__DATA EXTRACT__.
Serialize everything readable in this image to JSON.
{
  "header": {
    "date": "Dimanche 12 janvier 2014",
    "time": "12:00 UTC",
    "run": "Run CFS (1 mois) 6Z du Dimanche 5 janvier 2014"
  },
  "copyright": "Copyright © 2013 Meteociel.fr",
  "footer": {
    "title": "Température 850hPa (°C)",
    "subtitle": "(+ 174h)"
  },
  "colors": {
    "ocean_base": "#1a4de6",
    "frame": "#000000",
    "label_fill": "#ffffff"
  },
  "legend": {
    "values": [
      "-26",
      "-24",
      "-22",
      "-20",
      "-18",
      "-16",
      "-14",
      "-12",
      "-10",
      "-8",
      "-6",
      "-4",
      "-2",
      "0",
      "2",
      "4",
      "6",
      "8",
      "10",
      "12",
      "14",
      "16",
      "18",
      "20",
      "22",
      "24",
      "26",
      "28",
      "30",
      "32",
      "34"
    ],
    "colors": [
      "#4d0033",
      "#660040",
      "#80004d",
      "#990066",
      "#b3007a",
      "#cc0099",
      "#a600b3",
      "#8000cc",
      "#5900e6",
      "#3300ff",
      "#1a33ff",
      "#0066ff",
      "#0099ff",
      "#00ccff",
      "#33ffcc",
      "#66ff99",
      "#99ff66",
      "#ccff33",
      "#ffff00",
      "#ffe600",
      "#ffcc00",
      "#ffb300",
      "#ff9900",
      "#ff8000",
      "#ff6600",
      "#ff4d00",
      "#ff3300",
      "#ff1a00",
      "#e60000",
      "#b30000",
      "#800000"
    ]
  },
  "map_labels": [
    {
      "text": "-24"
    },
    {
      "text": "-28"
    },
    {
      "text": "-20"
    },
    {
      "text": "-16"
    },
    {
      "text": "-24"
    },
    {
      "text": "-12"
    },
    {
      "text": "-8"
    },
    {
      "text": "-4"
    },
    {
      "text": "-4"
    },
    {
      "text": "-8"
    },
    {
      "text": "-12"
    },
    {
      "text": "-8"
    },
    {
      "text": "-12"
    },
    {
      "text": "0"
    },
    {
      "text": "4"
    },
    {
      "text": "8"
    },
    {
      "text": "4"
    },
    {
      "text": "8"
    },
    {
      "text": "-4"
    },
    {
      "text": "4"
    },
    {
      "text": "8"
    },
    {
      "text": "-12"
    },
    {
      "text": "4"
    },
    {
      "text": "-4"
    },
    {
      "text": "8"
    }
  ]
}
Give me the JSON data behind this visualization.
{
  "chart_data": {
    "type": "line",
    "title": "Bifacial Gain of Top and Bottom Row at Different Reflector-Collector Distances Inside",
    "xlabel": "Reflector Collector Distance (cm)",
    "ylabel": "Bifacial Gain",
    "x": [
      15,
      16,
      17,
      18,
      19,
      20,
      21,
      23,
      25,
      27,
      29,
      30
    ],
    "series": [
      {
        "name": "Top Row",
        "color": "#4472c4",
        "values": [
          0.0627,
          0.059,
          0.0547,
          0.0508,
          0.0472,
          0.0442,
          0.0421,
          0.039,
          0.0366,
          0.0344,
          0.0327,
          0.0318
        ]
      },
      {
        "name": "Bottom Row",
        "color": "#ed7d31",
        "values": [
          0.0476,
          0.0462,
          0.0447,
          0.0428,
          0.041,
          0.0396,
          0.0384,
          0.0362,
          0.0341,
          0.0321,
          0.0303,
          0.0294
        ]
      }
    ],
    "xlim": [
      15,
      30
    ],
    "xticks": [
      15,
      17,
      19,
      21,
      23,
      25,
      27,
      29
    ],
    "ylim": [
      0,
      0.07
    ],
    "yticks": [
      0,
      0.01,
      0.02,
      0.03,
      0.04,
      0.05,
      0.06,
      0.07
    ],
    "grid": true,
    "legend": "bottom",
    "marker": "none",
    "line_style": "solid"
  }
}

__EXERCISE OBJECTIVE__.
Which lines hold the word "Dimanche"? Show each one.

__RESPONSE TO THE TASK__.
    "date": "Dimanche 12 janvier 2014",
    "run": "Run CFS (1 mois) 6Z du Dimanche 5 janvier 2014"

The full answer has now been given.